╔══

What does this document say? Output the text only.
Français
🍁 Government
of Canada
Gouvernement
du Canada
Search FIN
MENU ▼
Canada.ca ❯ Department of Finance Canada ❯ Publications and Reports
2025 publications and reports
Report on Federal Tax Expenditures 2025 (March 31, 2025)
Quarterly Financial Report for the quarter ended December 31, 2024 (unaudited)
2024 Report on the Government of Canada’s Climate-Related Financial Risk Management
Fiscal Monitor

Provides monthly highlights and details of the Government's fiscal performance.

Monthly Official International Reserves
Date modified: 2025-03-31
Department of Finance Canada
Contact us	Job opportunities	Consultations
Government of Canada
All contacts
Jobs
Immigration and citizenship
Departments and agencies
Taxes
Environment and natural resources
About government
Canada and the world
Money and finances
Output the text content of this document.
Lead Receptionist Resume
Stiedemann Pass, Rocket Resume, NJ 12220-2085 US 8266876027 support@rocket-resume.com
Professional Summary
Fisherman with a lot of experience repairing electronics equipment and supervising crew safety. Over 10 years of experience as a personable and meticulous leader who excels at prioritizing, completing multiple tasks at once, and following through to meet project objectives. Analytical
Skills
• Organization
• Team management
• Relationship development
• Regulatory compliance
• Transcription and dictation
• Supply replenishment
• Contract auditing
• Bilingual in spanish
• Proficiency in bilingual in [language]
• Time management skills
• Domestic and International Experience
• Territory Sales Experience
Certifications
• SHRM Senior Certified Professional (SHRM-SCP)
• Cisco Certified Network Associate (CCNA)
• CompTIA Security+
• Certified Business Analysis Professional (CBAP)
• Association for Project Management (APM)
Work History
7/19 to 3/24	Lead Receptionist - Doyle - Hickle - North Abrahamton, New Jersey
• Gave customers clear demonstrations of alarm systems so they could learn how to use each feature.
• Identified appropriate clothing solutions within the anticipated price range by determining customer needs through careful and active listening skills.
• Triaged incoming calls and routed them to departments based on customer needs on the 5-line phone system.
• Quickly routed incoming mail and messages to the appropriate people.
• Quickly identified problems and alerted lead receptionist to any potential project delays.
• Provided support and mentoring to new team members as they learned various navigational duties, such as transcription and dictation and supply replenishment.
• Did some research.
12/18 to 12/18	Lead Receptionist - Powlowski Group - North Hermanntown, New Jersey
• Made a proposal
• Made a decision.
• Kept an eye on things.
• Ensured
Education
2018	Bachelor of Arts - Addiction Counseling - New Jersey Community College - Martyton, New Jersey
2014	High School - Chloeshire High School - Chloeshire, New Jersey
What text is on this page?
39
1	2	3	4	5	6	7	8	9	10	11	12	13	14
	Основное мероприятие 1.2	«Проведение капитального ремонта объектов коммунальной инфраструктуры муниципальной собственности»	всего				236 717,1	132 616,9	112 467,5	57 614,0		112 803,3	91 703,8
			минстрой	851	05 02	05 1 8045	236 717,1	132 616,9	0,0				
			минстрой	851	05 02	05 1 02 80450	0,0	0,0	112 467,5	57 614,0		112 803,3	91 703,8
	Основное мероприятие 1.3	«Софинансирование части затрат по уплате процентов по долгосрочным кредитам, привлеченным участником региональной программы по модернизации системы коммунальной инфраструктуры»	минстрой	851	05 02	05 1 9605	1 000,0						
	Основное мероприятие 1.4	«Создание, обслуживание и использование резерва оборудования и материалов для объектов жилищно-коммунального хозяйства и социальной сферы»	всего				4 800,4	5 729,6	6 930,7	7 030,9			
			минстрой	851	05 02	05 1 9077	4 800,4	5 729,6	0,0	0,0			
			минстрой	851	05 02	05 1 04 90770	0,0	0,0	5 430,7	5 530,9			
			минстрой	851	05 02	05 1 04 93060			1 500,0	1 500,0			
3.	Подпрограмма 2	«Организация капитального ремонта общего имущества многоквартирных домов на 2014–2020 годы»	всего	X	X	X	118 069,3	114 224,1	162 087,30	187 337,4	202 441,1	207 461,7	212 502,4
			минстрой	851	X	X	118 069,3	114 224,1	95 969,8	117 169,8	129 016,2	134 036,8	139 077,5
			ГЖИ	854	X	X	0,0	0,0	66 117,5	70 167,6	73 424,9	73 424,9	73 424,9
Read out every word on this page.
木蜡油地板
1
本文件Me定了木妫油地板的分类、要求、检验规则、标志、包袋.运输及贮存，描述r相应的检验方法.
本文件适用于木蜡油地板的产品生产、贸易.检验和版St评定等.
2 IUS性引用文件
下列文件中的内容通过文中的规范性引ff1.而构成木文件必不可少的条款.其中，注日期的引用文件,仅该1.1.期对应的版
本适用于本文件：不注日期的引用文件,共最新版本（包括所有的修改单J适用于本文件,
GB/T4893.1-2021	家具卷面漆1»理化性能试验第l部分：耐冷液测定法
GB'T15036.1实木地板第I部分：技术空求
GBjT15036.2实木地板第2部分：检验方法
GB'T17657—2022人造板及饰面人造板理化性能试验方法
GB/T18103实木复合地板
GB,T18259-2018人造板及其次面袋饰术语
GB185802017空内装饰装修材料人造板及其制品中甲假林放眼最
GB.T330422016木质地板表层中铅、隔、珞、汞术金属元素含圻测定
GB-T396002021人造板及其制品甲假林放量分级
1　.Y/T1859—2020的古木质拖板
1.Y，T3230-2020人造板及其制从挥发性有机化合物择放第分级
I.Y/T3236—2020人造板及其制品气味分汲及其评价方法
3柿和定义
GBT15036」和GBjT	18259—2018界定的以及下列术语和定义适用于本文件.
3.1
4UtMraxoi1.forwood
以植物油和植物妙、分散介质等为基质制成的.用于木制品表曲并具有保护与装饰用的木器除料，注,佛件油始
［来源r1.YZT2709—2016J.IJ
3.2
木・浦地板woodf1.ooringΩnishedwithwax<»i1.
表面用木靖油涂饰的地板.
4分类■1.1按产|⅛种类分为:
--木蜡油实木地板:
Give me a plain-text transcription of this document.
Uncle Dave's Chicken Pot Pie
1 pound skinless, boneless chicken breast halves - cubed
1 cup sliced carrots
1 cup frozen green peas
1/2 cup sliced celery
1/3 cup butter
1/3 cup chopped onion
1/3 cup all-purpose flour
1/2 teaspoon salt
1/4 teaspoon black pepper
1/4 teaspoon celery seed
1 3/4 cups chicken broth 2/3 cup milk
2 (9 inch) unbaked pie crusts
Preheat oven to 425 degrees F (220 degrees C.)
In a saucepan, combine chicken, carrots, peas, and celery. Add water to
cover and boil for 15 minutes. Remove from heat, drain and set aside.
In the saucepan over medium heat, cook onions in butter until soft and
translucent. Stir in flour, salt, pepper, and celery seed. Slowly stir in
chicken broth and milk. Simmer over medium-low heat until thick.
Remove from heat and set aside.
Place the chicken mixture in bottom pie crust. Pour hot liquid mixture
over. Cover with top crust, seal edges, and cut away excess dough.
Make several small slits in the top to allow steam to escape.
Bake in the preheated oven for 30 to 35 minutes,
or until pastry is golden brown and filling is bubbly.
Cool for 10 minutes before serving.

╚══

**TASK TO COMPLETE**. In the material above, how many lines hold the word "medium"? Say only the number.

**WRITTEN SOLUTION**. 2